-- Begin Data supplied --

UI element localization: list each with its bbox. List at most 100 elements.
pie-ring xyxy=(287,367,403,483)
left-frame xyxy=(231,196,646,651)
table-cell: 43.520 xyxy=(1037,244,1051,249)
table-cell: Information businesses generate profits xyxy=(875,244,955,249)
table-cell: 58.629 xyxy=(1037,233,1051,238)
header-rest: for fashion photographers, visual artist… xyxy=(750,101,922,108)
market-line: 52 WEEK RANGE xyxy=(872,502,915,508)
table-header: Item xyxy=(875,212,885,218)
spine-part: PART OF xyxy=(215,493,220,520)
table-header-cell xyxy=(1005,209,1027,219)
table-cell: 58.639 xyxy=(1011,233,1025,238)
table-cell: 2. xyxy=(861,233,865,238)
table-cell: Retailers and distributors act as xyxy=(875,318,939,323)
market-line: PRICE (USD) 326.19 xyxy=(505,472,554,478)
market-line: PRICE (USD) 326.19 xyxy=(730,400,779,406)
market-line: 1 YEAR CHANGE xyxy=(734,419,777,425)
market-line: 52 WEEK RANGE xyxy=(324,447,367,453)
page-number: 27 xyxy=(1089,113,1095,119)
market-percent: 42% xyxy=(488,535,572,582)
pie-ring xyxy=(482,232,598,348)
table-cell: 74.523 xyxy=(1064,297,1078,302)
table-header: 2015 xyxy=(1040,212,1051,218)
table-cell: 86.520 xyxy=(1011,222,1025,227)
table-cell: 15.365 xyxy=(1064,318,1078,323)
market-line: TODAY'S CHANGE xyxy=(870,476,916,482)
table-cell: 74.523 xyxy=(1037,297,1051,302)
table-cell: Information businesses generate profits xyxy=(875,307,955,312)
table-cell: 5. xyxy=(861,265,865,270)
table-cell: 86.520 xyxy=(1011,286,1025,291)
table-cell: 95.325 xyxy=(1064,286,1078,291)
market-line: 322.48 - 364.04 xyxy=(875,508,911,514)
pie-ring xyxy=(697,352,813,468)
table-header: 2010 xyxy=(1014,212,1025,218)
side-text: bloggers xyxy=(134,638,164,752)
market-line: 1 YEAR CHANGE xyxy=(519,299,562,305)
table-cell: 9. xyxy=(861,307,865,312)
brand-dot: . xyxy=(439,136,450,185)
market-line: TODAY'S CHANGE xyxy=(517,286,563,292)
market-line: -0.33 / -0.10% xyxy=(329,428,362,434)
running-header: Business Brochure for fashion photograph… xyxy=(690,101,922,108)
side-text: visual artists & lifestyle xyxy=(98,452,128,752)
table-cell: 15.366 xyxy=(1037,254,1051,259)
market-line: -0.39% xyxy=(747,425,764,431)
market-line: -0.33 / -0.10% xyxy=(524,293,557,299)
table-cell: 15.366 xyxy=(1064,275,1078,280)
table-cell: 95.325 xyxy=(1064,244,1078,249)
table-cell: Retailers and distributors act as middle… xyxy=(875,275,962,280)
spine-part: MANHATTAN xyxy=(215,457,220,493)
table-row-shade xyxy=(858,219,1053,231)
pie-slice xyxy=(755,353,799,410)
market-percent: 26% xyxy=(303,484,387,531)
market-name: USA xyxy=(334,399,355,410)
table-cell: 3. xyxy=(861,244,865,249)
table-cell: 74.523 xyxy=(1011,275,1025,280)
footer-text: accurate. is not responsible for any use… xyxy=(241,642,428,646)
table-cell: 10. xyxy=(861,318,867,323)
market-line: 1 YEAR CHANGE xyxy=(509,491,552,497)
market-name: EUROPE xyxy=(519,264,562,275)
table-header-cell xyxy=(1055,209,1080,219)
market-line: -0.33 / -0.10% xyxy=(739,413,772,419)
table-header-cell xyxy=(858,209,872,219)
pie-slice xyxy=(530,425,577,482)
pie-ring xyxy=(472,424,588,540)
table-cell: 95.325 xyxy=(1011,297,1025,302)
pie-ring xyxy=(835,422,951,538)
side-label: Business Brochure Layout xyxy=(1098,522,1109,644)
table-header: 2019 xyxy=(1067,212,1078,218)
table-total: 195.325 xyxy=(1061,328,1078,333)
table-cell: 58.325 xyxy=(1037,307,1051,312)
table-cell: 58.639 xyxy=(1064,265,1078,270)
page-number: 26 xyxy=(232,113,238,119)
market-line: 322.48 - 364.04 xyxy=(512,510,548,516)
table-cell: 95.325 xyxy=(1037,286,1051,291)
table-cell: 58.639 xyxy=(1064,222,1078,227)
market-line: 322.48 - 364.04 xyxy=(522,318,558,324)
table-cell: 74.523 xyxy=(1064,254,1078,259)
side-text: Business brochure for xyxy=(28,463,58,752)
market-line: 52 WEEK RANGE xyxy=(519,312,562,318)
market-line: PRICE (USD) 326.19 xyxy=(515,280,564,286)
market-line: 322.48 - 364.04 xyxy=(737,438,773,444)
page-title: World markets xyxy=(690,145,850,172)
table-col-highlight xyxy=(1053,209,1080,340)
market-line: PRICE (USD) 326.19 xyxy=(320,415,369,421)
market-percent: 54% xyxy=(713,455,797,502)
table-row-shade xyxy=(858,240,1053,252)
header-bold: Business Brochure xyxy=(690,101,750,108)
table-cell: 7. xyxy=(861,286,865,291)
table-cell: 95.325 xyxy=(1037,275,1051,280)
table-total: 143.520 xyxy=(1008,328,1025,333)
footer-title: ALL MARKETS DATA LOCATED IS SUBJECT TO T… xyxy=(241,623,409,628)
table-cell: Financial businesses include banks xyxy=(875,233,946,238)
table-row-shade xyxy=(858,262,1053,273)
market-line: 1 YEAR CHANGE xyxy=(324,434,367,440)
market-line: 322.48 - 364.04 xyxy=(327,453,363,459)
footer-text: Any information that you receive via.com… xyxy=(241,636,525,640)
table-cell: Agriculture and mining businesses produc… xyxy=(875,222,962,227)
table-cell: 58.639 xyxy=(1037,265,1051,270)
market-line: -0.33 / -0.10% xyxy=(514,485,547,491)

-- End Data supplied --

→ **Task goal**
Copy every row above verbatim, keeping each one unchanged.

→ **Solution**
UI element localization: list each with its bbox. List at most 100 elements.
pie-ring xyxy=(287,367,403,483)
left-frame xyxy=(231,196,646,651)
table-cell: 43.520 xyxy=(1037,244,1051,249)
table-cell: Information businesses generate profits xyxy=(875,244,955,249)
table-cell: 58.629 xyxy=(1037,233,1051,238)
header-rest: for fashion photographers, visual artist… xyxy=(750,101,922,108)
market-line: 52 WEEK RANGE xyxy=(872,502,915,508)
table-header: Item xyxy=(875,212,885,218)
spine-part: PART OF xyxy=(215,493,220,520)
table-header-cell xyxy=(1005,209,1027,219)
table-cell: 58.639 xyxy=(1011,233,1025,238)
table-cell: 2. xyxy=(861,233,865,238)
table-cell: Retailers and distributors act as xyxy=(875,318,939,323)
market-line: PRICE (USD) 326.19 xyxy=(505,472,554,478)
market-line: PRICE (USD) 326.19 xyxy=(730,400,779,406)
market-line: 1 YEAR CHANGE xyxy=(734,419,777,425)
market-line: 52 WEEK RANGE xyxy=(324,447,367,453)
page-number: 27 xyxy=(1089,113,1095,119)
market-percent: 42% xyxy=(488,535,572,582)
pie-ring xyxy=(482,232,598,348)
table-cell: 74.523 xyxy=(1064,297,1078,302)
table-header: 2015 xyxy=(1040,212,1051,218)
table-cell: 86.520 xyxy=(1011,222,1025,227)
table-cell: 15.365 xyxy=(1064,318,1078,323)
market-line: TODAY'S CHANGE xyxy=(870,476,916,482)
table-cell: 74.523 xyxy=(1037,297,1051,302)
table-cell: Information businesses generate profits xyxy=(875,307,955,312)
table-cell: 5. xyxy=(861,265,865,270)
table-cell: 86.520 xyxy=(1011,286,1025,291)
table-cell: 95.325 xyxy=(1064,286,1078,291)
market-line: 322.48 - 364.04 xyxy=(875,508,911,514)
pie-ring xyxy=(697,352,813,468)
table-header: 2010 xyxy=(1014,212,1025,218)
side-text: bloggers xyxy=(134,638,164,752)
market-line: 1 YEAR CHANGE xyxy=(519,299,562,305)
table-cell: 9. xyxy=(861,307,865,312)
brand-dot: . xyxy=(439,136,450,185)
market-line: TODAY'S CHANGE xyxy=(517,286,563,292)
market-line: -0.33 / -0.10% xyxy=(329,428,362,434)
running-header: Business Brochure for fashion photograph… xyxy=(690,101,922,108)
side-text: visual artists & lifestyle xyxy=(98,452,128,752)
table-cell: 15.366 xyxy=(1037,254,1051,259)
market-line: -0.39% xyxy=(747,425,764,431)
market-line: -0.33 / -0.10% xyxy=(524,293,557,299)
table-cell: 15.366 xyxy=(1064,275,1078,280)
table-cell: 95.325 xyxy=(1064,244,1078,249)
table-cell: Retailers and distributors act as middle… xyxy=(875,275,962,280)
spine-part: MANHATTAN xyxy=(215,457,220,493)
table-row-shade xyxy=(858,219,1053,231)
pie-slice xyxy=(755,353,799,410)
market-percent: 26% xyxy=(303,484,387,531)
market-name: USA xyxy=(334,399,355,410)
table-cell: 3. xyxy=(861,244,865,249)
table-cell: 74.523 xyxy=(1011,275,1025,280)
footer-text: accurate. is not responsible for any use… xyxy=(241,642,428,646)
table-cell: 10. xyxy=(861,318,867,323)
market-line: 1 YEAR CHANGE xyxy=(509,491,552,497)
market-name: EUROPE xyxy=(519,264,562,275)
table-header-cell xyxy=(1055,209,1080,219)
market-line: -0.33 / -0.10% xyxy=(739,413,772,419)
table-header-cell xyxy=(858,209,872,219)
pie-slice xyxy=(530,425,577,482)
pie-ring xyxy=(472,424,588,540)
table-cell: 95.325 xyxy=(1011,297,1025,302)
pie-ring xyxy=(835,422,951,538)
side-label: Business Brochure Layout xyxy=(1098,522,1109,644)
table-header: 2019 xyxy=(1067,212,1078,218)
table-total: 195.325 xyxy=(1061,328,1078,333)
table-cell: 58.325 xyxy=(1037,307,1051,312)
table-cell: 58.639 xyxy=(1064,265,1078,270)
page-number: 26 xyxy=(232,113,238,119)
market-line: 322.48 - 364.04 xyxy=(512,510,548,516)
table-cell: 95.325 xyxy=(1037,286,1051,291)
table-cell: 58.639 xyxy=(1064,222,1078,227)
market-line: 322.48 - 364.04 xyxy=(522,318,558,324)
table-cell: 74.523 xyxy=(1064,254,1078,259)
side-text: Business brochure for xyxy=(28,463,58,752)
market-line: 52 WEEK RANGE xyxy=(519,312,562,318)
market-line: PRICE (USD) 326.19 xyxy=(515,280,564,286)
market-line: 322.48 - 364.04 xyxy=(737,438,773,444)
page-title: World markets xyxy=(690,145,850,172)
table-col-highlight xyxy=(1053,209,1080,340)
market-line: PRICE (USD) 326.19 xyxy=(320,415,369,421)
market-percent: 54% xyxy=(713,455,797,502)
table-row-shade xyxy=(858,240,1053,252)
header-bold: Business Brochure xyxy=(690,101,750,108)
table-cell: 7. xyxy=(861,286,865,291)
table-cell: 95.325 xyxy=(1037,275,1051,280)
table-total: 143.520 xyxy=(1008,328,1025,333)
footer-title: ALL MARKETS DATA LOCATED IS SUBJECT TO T… xyxy=(241,623,409,628)
table-cell: Financial businesses include banks xyxy=(875,233,946,238)
table-row-shade xyxy=(858,262,1053,273)
market-line: 1 YEAR CHANGE xyxy=(324,434,367,440)
market-line: 322.48 - 364.04 xyxy=(327,453,363,459)
footer-text: Any information that you receive via.com… xyxy=(241,636,525,640)
table-cell: Agriculture and mining businesses produc… xyxy=(875,222,962,227)
table-cell: 58.639 xyxy=(1037,265,1051,270)
market-line: -0.33 / -0.10% xyxy=(514,485,547,491)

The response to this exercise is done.